▸ **Task directions**
Would you transcribe the whole listing exactly, minus its pictures?

▸ **Data provided**
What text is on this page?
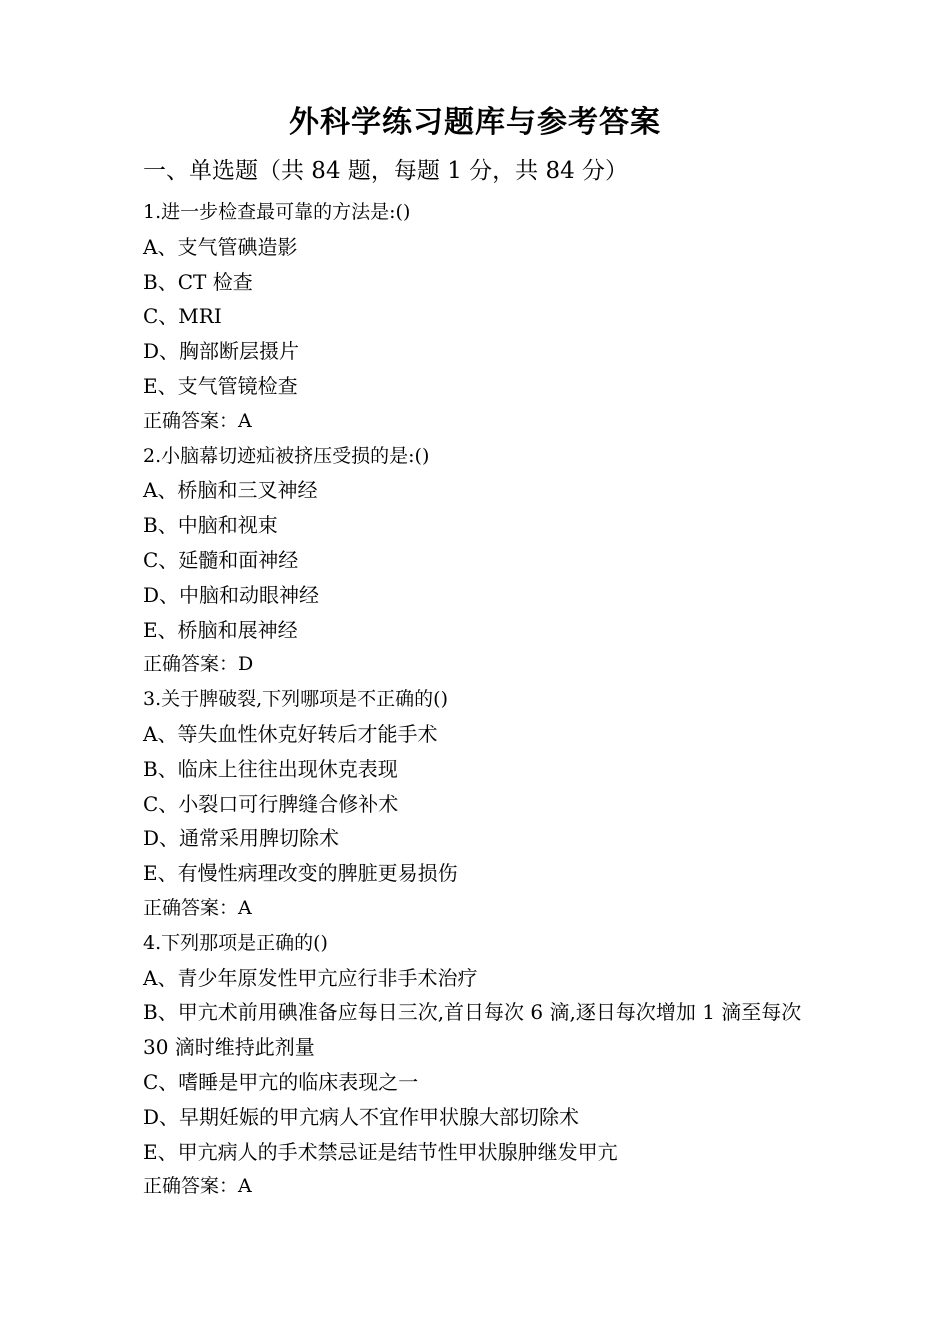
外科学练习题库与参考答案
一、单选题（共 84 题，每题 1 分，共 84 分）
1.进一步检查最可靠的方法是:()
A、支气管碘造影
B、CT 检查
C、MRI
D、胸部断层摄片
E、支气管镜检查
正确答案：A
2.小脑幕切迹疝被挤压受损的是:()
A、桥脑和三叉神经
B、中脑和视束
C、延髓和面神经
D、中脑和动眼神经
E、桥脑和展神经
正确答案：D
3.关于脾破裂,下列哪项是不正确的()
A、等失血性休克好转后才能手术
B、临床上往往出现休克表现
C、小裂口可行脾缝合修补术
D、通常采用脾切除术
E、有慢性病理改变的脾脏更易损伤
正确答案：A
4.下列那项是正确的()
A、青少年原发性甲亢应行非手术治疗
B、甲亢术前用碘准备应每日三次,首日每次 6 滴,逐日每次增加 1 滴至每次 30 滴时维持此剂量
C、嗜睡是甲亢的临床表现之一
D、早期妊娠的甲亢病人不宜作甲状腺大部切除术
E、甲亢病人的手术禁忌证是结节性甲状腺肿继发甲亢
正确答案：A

▸ **Solution**
What text is on this page?
外科学练习题库与参考答案
一、单选题（共 84 题，每题 1 分，共 84 分）
1.进一步检查最可靠的方法是:()
A、支气管碘造影
B、CT 检查
C、MRI
D、胸部断层摄片
E、支气管镜检查
正确答案：A
2.小脑幕切迹疝被挤压受损的是:()
A、桥脑和三叉神经
B、中脑和视束
C、延髓和面神经
D、中脑和动眼神经
E、桥脑和展神经
正确答案：D
3.关于脾破裂,下列哪项是不正确的()
A、等失血性休克好转后才能手术
B、临床上往往出现休克表现
C、小裂口可行脾缝合修补术
D、通常采用脾切除术
E、有慢性病理改变的脾脏更易损伤
正确答案：A
4.下列那项是正确的()
A、青少年原发性甲亢应行非手术治疗
B、甲亢术前用碘准备应每日三次,首日每次 6 滴,逐日每次增加 1 滴至每次 30 滴时维持此剂量
C、嗜睡是甲亢的临床表现之一
D、早期妊娠的甲亢病人不宜作甲状腺大部切除术
E、甲亢病人的手术禁忌证是结节性甲状腺肿继发甲亢
正确答案：A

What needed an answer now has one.